- _THE EXERCISE_
Search the material for the string "Тула", then return every line where it is found.
### DATA FOR THE TASK ###
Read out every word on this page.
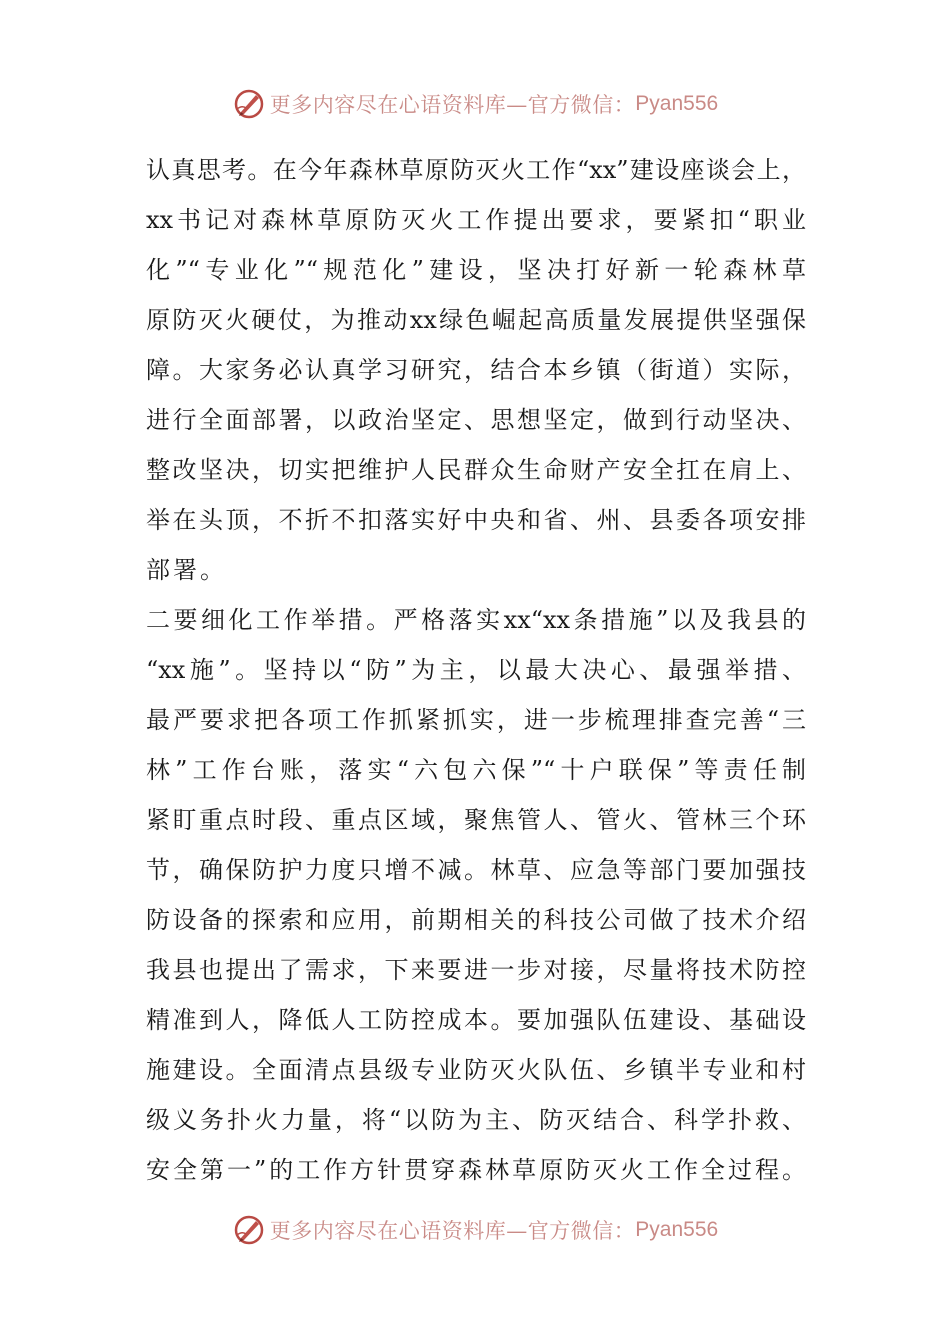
更多内容尽在心语资料库—官方微信： Pyan556
认真思考。在今年森林草原防灭火工作“xx”建设座谈会上，
xx书记对森林草原防灭火工作提出要求，要紧扣“职业
化”“专业化”“规范化”建设，坚决打好新一轮森林草
原防灭火硬仗，为推动xx绿色崛起高质量发展提供坚强保
障。大家务必认真学习研究，结合本乡镇（街道）实际，
进行全面部署，以政治坚定、思想坚定，做到行动坚决、
整改坚决，切实把维护人民群众生命财产安全扛在肩上、
举在头顶，不折不扣落实好中央和省、州、县委各项安排
部署。
二要细化工作举措。严格落实xx“xx条措施”以及我县的
“xx施”。坚持以“防”为主，以最大决心、最强举措、
最严要求把各项工作抓紧抓实，进一步梳理排查完善“三
林”工作台账，落实“六包六保”“十户联保”等责任制
紧盯重点时段、重点区域，聚焦管人、管火、管林三个环
节，确保防护力度只增不减。林草、应急等部门要加强技
防设备的探索和应用，前期相关的科技公司做了技术介绍
我县也提出了需求，下来要进一步对接，尽量将技术防控
精准到人，降低人工防控成本。要加强队伍建设、基础设
施建设。全面清点县级专业防灭火队伍、乡镇半专业和村
级义务扑火力量，将“以防为主、防灭结合、科学扑救、
安全第一”的工作方针贯穿森林草原防灭火工作全过程。
更多内容尽在心语资料库—官方微信： Pyan556
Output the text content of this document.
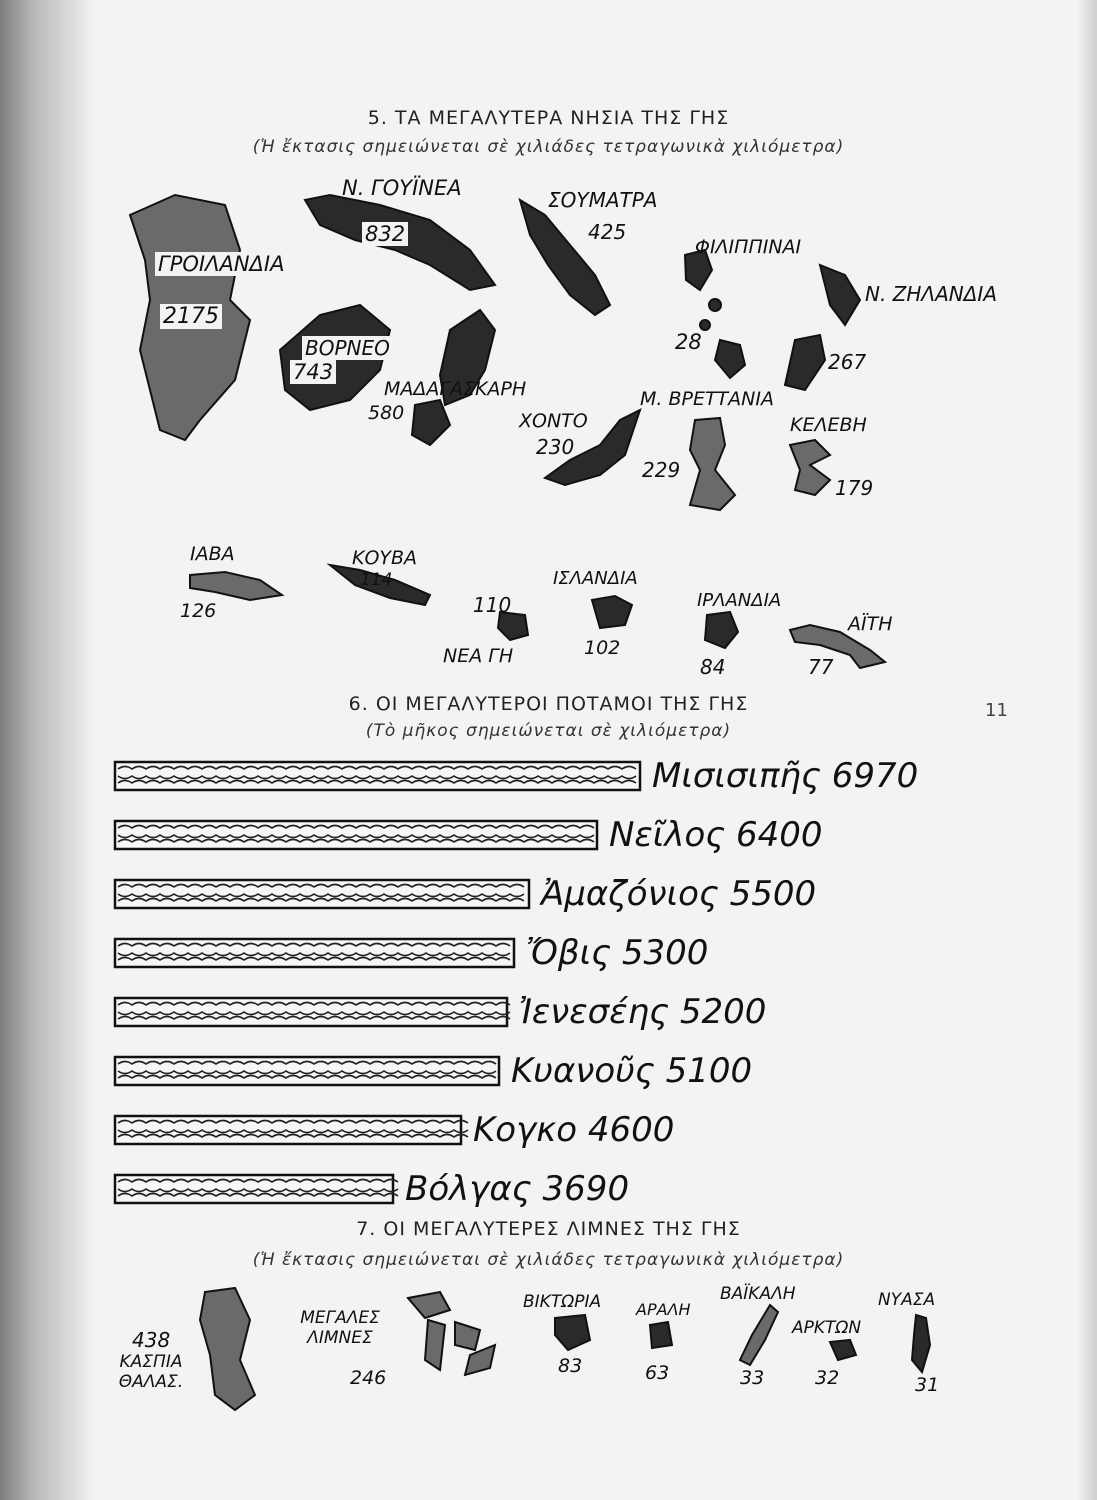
5. ΤΑ ΜΕΓΑΛΥΤΕΡΑ ΝΗΣΙΑ ΤΗΣ ΓΗΣ
(Ἡ ἔκτασις σημειώνεται σὲ χιλιάδες τετραγωνικὰ χιλιόμετρα)
Ν. ΓΟΥΪΝΕΑ
832
ΣΟΥΜΑΤΡΑ
425
ΓΡΟΙΛΑΝΔΙΑ
2175
ΦΙΛΙΠΠΙΝΑΙ
28
Ν. ΖΗΛΑΝΔΙΑ
267
ΒΟΡΝΕΟ
743
ΜΑΔΑΓΑΣΚΑΡΗ
580
Μ. ΒΡΕΤΤΑΝΙΑ
229
ΧΟΝΤΟ
230
ΚΕΛΕΒΗ
179
ΙΑΒΑ
126
ΚΟΥΒΑ
114
110
ΝΕΑ ΓΗ
ΙΣΛΑΝΔΙΑ
102
ΙΡΛΑΝΔΙΑ
84
ΑΪΤΗ
77
6. ΟΙ ΜΕΓΑΛΥΤΕΡΟΙ ΠΟΤΑΜΟΙ ΤΗΣ ΓΗΣ
(Τὸ μῆκος σημειώνεται σὲ χιλιόμετρα)
11
Μισισιπῆς 6970
Νεῖλος 6400
Ἀμαζόνιος 5500
Ὄβις 5300
Ἰενεσέης 5200
Κυανοῦς 5100
Κογκο 4600
Βόλγας 3690
7. ΟΙ ΜΕΓΑΛΥΤΕΡΕΣ ΛΙΜΝΕΣ ΤΗΣ ΓΗΣ
(Ἡ ἔκτασις σημειώνεται σὲ χιλιάδες τετραγωνικὰ χιλιόμετρα)
438
ΚΑΣΠΙΑ ΘΑΛΑΣ.
ΜΕΓΑΛΕΣ ΛΙΜΝΕΣ
246
ΒΙΚΤΩΡΙΑ
83
ΑΡΑΛΗ
63
ΒΑΪΚΑΛΗ
33
ΑΡΚΤΩΝ
32
ΝΥΑΣΑ
31
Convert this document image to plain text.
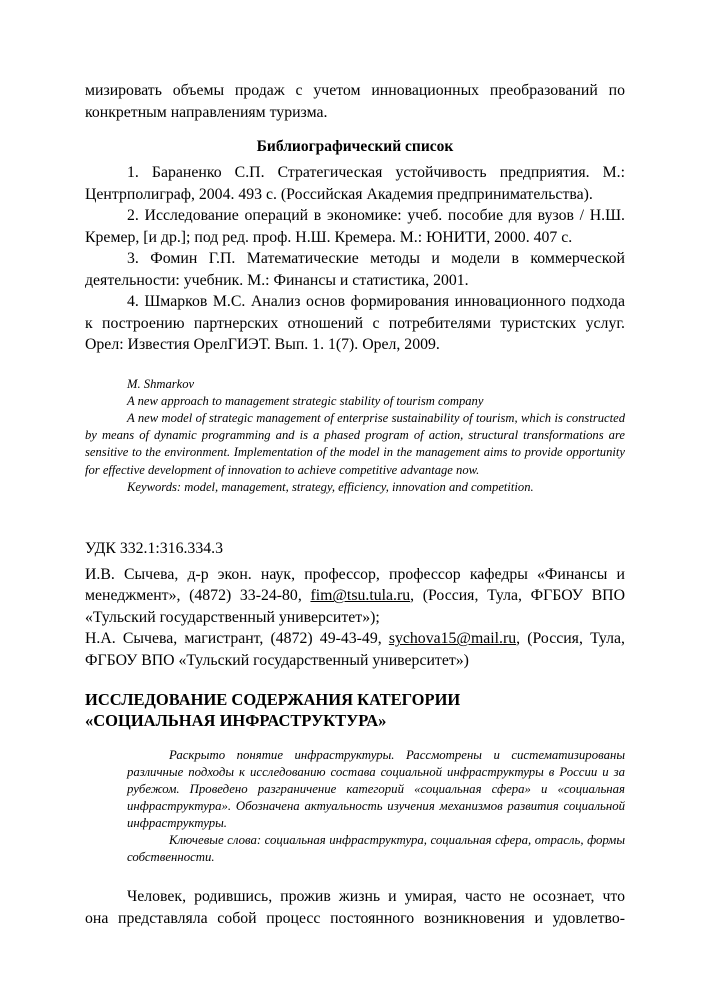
мизировать объемы продаж с учетом инновационных преобразований по
конкретным направлениям туризма.
Библиографический список
1. Бараненко С.П. Стратегическая устойчивость предприятия. М.: Центрполиграф, 2004. 493 с. (Российская Академия предпринимательства).
2. Исследование операций в экономике: учеб. пособие для вузов / Н.Ш. Кремер, [и др.]; под ред. проф. Н.Ш. Кремера. М.: ЮНИТИ, 2000. 407 с.
3. Фомин Г.П. Математические методы и модели в коммерческой деятельности: учебник. М.: Финансы и статистика, 2001.
4. Шмарков М.С. Анализ основ формирования инновационного подхода к построению партнерских отношений с потребителями туристских услуг. Орел: Известия ОрелГИЭТ. Вып. 1. 1(7). Орел, 2009.
M. Shmarkov
A new approach to management strategic stability of tourism company
A new model of strategic management of enterprise sustainability of tourism, which is constructed by means of dynamic programming and is a phased program of action, structural transformations are sensitive to the environment. Implementation of the model in the management aims to provide opportunity for effective development of innovation to achieve competitive advantage now.
Keywords: model, management, strategy, efficiency, innovation and competition.
УДК 332.1:316.334.3
И.В. Сычева, д-р экон. наук, профессор, профессор кафедры «Финансы и менеджмент», (4872) 33-24-80, fim@tsu.tula.ru, (Россия, Тула, ФГБОУ ВПО «Тульский государственный университет»);
Н.А. Сычева, магистрант, (4872) 49-43-49, sychova15@mail.ru, (Россия, Тула, ФГБОУ ВПО «Тульский государственный университет»)
ИССЛЕДОВАНИЕ СОДЕРЖАНИЯ КАТЕГОРИИ
«СОЦИАЛЬНАЯ ИНФРАСТРУКТУРА»
Раскрыто понятие инфраструктуры. Рассмотрены и систематизированы различные подходы к исследованию состава социальной инфраструктуры в России и за рубежом. Проведено разграничение категорий «социальная сфера» и «социальная инфраструктура». Обозначена актуальность изучения механизмов развития социальной инфраструктуры.
Ключевые слова: социальная инфраструктура, социальная сфера, отрасль, формы собственности.
Человек, родившись, прожив жизнь и умирая, часто не осознает, что
она представляла собой процесс постоянного возникновения и удовлетво-
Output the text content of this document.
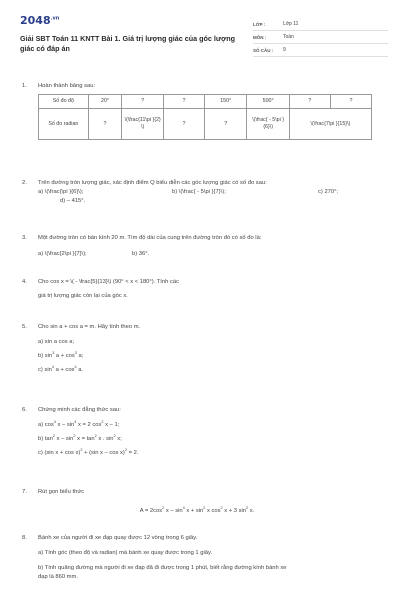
$2048^{.vn}$
Giải SBT Toán 11 KNTT Bài 1. Giá trị lượng giác của góc lượng giác có đáp án
LỚP :	Lớp 11
MÔN :	Toán
SỐ CÂU :	9
1. Hoàn thành bảng sau:
Số đo độ	20°	?	?	150°	500°	?	?
Số đo radian	?	\(\frac{11\pi }{2}\)	?	?	\(\frac{ - 5\pi }{6}\)	\(\frac{7\pi }{15}\)	
2. Trên đường tròn lượng giác, xác định điểm Q biểu diễn các góc lượng giác có số đo sau:
a) \(\frac{\pi }{6}\);	b) \(\frac{ - 5\pi }{7}\);	c) 270°;
d) – 415°.
3. Một đường tròn có bán kính 20 m. Tìm độ dài của cung trên đường tròn đó có số đo là:
a) \(\frac{2\pi }{7}\);	b) 36°.
4. Cho cos x = \( - \frac{5}{13}\) (90° < x < 180°). Tính các
giá trị lượng giác còn lại của góc x.
5. Cho sin a + cos a = m. Hãy tính theo m.
a) sin a cos a;
b) $\sin^3 a + \cos^3 a$;
c) $\sin^4 a + \cos^4 a$.
6. Chứng minh các đẳng thức sau:
a) $\cos^4 x - \sin^4 x = 2$ $\cos^2 x - 1$;
b) $\tan^2 x - \sin^2 x = \tan^2 x$ . $\sin^2 x$;
c) (sin x + cos x)$^2$ + (sin x – cos x)$^2$ = 2.
7. Rút gọn biểu thức
$A = 2\cos^2$ $x - \sin^4 x + \sin^2 x$ $\cos^2 x + 3$ $\sin^2 x$.
8. Bánh xe của người đi xe đạp quay được 12 vòng trong 6 giây.
a) Tính góc (theo độ và radian) mà bánh xe quay được trong 1 giây.
b) Tính quãng đường mà người đi xe đạp đã đi được trong 1 phút, biết rằng đường kính bánh xe
đạp là 860 mm.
###
- _EXERCISE RESPONSE_
И.В. Сычева, д-р экон. наук, профессор, профессор кафедры «Финансы и менеджмент», (4872) 33-24-80, fim@tsu.tula.ru, (Россия, Тула, ФГБОУ ВПО «Тульский государственный университет»);
Н.А. Сычева, магистрант, (4872) 49-43-49, sychova15@mail.ru, (Россия, Тула, ФГБОУ ВПО «Тульский государственный университет»)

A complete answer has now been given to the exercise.